**WRITTEN REQUEST:** Report all lines holding "object".

[Records from a dataset]

"""

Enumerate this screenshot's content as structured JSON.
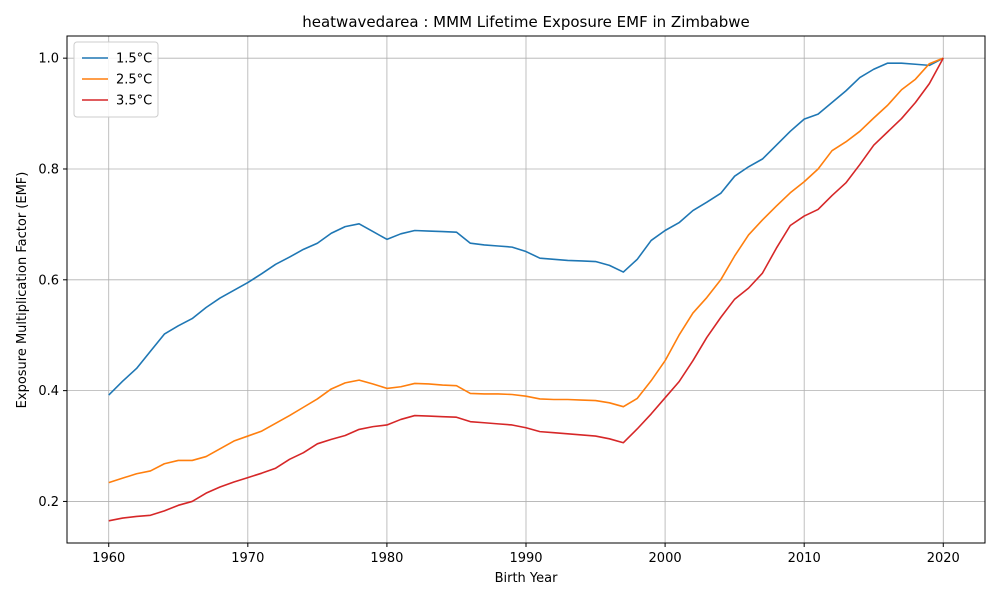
{
  "chart_data": {
    "type": "line",
    "title": "heatwavedarea : MMM Lifetime Exposure EMF in Zimbabwe",
    "xlabel": "Birth Year",
    "ylabel": "Exposure Multiplication Factor (EMF)",
    "xlim": [
      1957,
      2023
    ],
    "ylim": [
      0.125,
      1.04
    ],
    "xticks": [
      1960,
      1970,
      1980,
      1990,
      2000,
      2010,
      2020
    ],
    "yticks": [
      0.2,
      0.4,
      0.6,
      0.8,
      1.0
    ],
    "xtick_labels": [
      "1960",
      "1970",
      "1980",
      "1990",
      "2000",
      "2010",
      "2020"
    ],
    "ytick_labels": [
      "0.2",
      "0.4",
      "0.6",
      "0.8",
      "1.0"
    ],
    "grid": true,
    "legend_position": "top-left",
    "x": [
      1960,
      1961,
      1962,
      1963,
      1964,
      1965,
      1966,
      1967,
      1968,
      1969,
      1970,
      1971,
      1972,
      1973,
      1974,
      1975,
      1976,
      1977,
      1978,
      1979,
      1980,
      1981,
      1982,
      1983,
      1984,
      1985,
      1986,
      1987,
      1988,
      1989,
      1990,
      1991,
      1992,
      1993,
      1994,
      1995,
      1996,
      1997,
      1998,
      1999,
      2000,
      2001,
      2002,
      2003,
      2004,
      2005,
      2006,
      2007,
      2008,
      2009,
      2010,
      2011,
      2012,
      2013,
      2014,
      2015,
      2016,
      2017,
      2018,
      2019,
      2020
    ],
    "series": [
      {
        "name": "1.5°C",
        "color": "#1f77b4",
        "values": [
          0.392,
          0.417,
          0.44,
          0.471,
          0.502,
          0.517,
          0.53,
          0.55,
          0.567,
          0.581,
          0.595,
          0.611,
          0.628,
          0.641,
          0.655,
          0.666,
          0.684,
          0.696,
          0.701,
          0.687,
          0.673,
          0.683,
          0.689,
          0.688,
          0.687,
          0.686,
          0.666,
          0.663,
          0.661,
          0.659,
          0.651,
          0.639,
          0.637,
          0.635,
          0.634,
          0.633,
          0.626,
          0.614,
          0.637,
          0.671,
          0.689,
          0.703,
          0.725,
          0.74,
          0.756,
          0.787,
          0.804,
          0.818,
          0.843,
          0.868,
          0.89,
          0.899,
          0.92,
          0.941,
          0.965,
          0.98,
          0.991,
          0.991,
          0.989,
          0.987,
          1.0
        ]
      },
      {
        "name": "2.5°C",
        "color": "#ff7f0e",
        "values": [
          0.234,
          0.242,
          0.25,
          0.255,
          0.268,
          0.274,
          0.274,
          0.281,
          0.295,
          0.309,
          0.318,
          0.327,
          0.341,
          0.355,
          0.37,
          0.385,
          0.403,
          0.414,
          0.419,
          0.412,
          0.404,
          0.407,
          0.413,
          0.412,
          0.41,
          0.409,
          0.395,
          0.394,
          0.394,
          0.393,
          0.39,
          0.385,
          0.384,
          0.384,
          0.383,
          0.382,
          0.378,
          0.371,
          0.386,
          0.418,
          0.454,
          0.5,
          0.54,
          0.568,
          0.6,
          0.643,
          0.681,
          0.708,
          0.733,
          0.757,
          0.777,
          0.8,
          0.833,
          0.849,
          0.868,
          0.892,
          0.915,
          0.943,
          0.962,
          0.99,
          1.0
        ]
      },
      {
        "name": "3.5°C",
        "color": "#d62728",
        "values": [
          0.165,
          0.17,
          0.173,
          0.175,
          0.183,
          0.193,
          0.2,
          0.215,
          0.226,
          0.235,
          0.243,
          0.251,
          0.26,
          0.276,
          0.288,
          0.304,
          0.312,
          0.319,
          0.33,
          0.335,
          0.338,
          0.348,
          0.355,
          0.354,
          0.353,
          0.352,
          0.344,
          0.342,
          0.34,
          0.338,
          0.333,
          0.326,
          0.324,
          0.322,
          0.32,
          0.318,
          0.313,
          0.306,
          0.331,
          0.358,
          0.387,
          0.416,
          0.454,
          0.496,
          0.532,
          0.565,
          0.585,
          0.612,
          0.657,
          0.698,
          0.715,
          0.727,
          0.752,
          0.775,
          0.808,
          0.843,
          0.867,
          0.891,
          0.92,
          0.954,
          1.0
        ]
      }
    ]
  }
}
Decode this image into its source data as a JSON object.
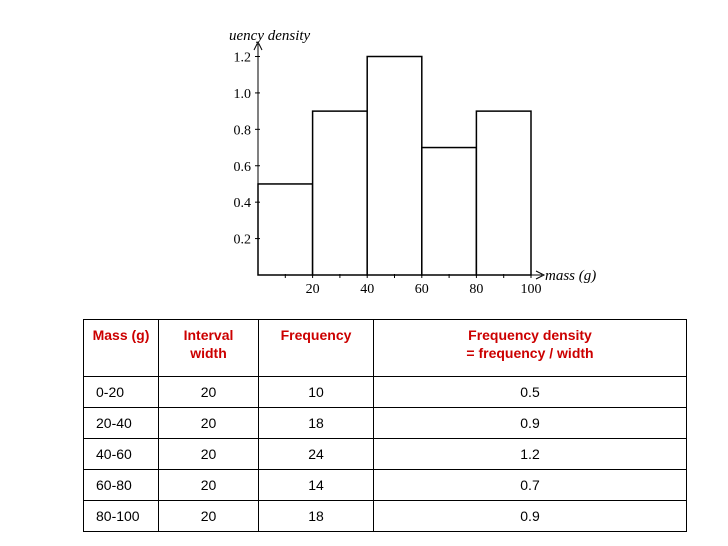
{
  "chart_data": {
    "type": "bar",
    "ylabel": "uency density",
    "xlabel": "mass (g)",
    "bins": [
      {
        "x0": 0,
        "x1": 20,
        "value": 0.5
      },
      {
        "x0": 20,
        "x1": 40,
        "value": 0.9
      },
      {
        "x0": 40,
        "x1": 60,
        "value": 1.2
      },
      {
        "x0": 60,
        "x1": 80,
        "value": 0.7
      },
      {
        "x0": 80,
        "x1": 100,
        "value": 0.9
      }
    ],
    "x_ticks": [
      20,
      40,
      60,
      80,
      100
    ],
    "y_ticks": [
      "0.2",
      "0.4",
      "0.6",
      "0.8",
      "1.0",
      "1.2"
    ],
    "xlim": [
      0,
      100
    ],
    "ylim": [
      0,
      1.2
    ]
  },
  "table": {
    "headers": [
      "Mass (g)",
      "Interval width",
      "Frequency",
      "Frequency density = frequency / width"
    ],
    "header_lines": [
      [
        "Mass (g)"
      ],
      [
        "Interval",
        "width"
      ],
      [
        "Frequency"
      ],
      [
        "Frequency density",
        "= frequency / width"
      ]
    ],
    "rows": [
      [
        "0-20",
        "20",
        "10",
        "0.5"
      ],
      [
        "20-40",
        "20",
        "18",
        "0.9"
      ],
      [
        "40-60",
        "20",
        "24",
        "1.2"
      ],
      [
        "60-80",
        "20",
        "14",
        "0.7"
      ],
      [
        "80-100",
        "20",
        "18",
        "0.9"
      ]
    ]
  },
  "colors": {
    "header_text": "#cc0000",
    "axis": "#000000",
    "bar_fill": "#ffffff"
  }
}
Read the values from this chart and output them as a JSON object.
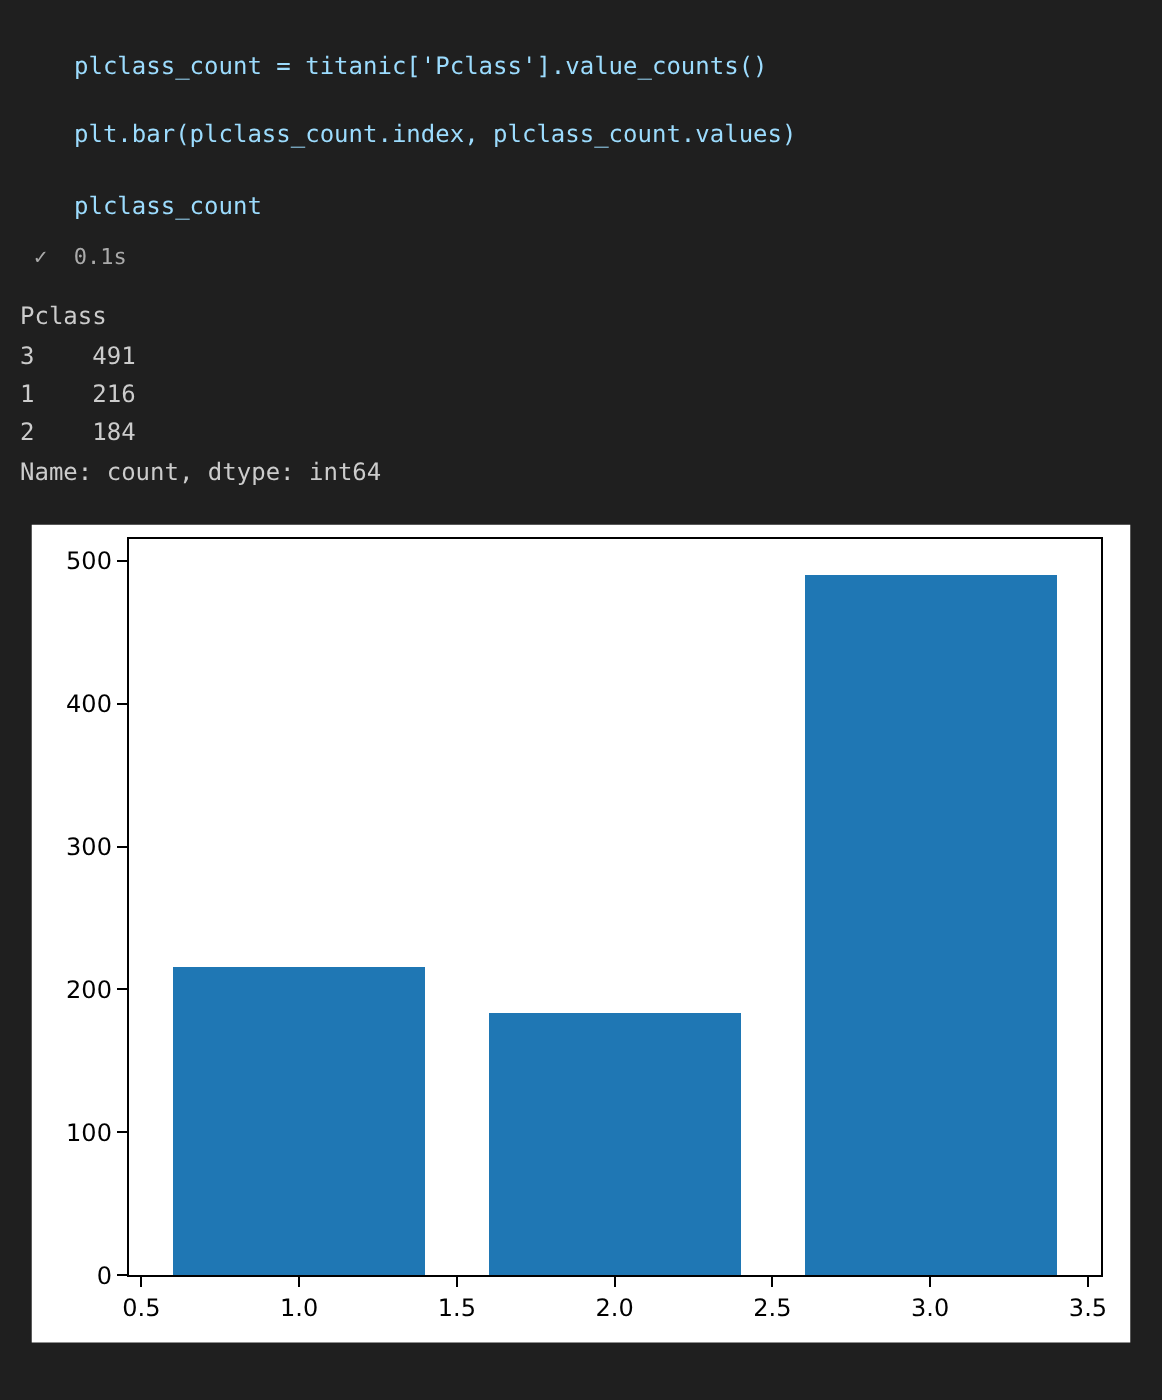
{
  "chart_data": {
    "type": "bar",
    "x": [
      1,
      2,
      3
    ],
    "values": [
      216,
      184,
      491
    ],
    "color": "#1f77b4",
    "xlim": [
      0.46,
      3.54
    ],
    "xticks": [
      {
        "value": 0.5,
        "label": "0.5"
      },
      {
        "value": 1,
        "label": "1.0"
      },
      {
        "value": 1.5,
        "label": "1.5"
      },
      {
        "value": 2,
        "label": "2.0"
      },
      {
        "value": 2.5,
        "label": "2.5"
      },
      {
        "value": 3,
        "label": "3.0"
      },
      {
        "value": 3.5,
        "label": "3.5"
      }
    ],
    "ylim": [
      0,
      515.55
    ],
    "yticks": [
      0,
      100,
      200,
      300,
      400,
      500
    ],
    "legend": false,
    "annotations": [
      "plclass_count = titanic['Pclass'].value_counts()",
      "plt.bar(plclass_count.index, plclass_count.values)",
      "plclass_count",
      "✓  0.1s",
      "Pclass",
      "3    491",
      "1    216",
      "2    184",
      "Name: count, dtype: int64"
    ]
  }
}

"""

**ANSWER TO THIS EXERCISE:**
Decode this image into its source data as a JSON object.
Read the values from this chart and output them as a JSON object.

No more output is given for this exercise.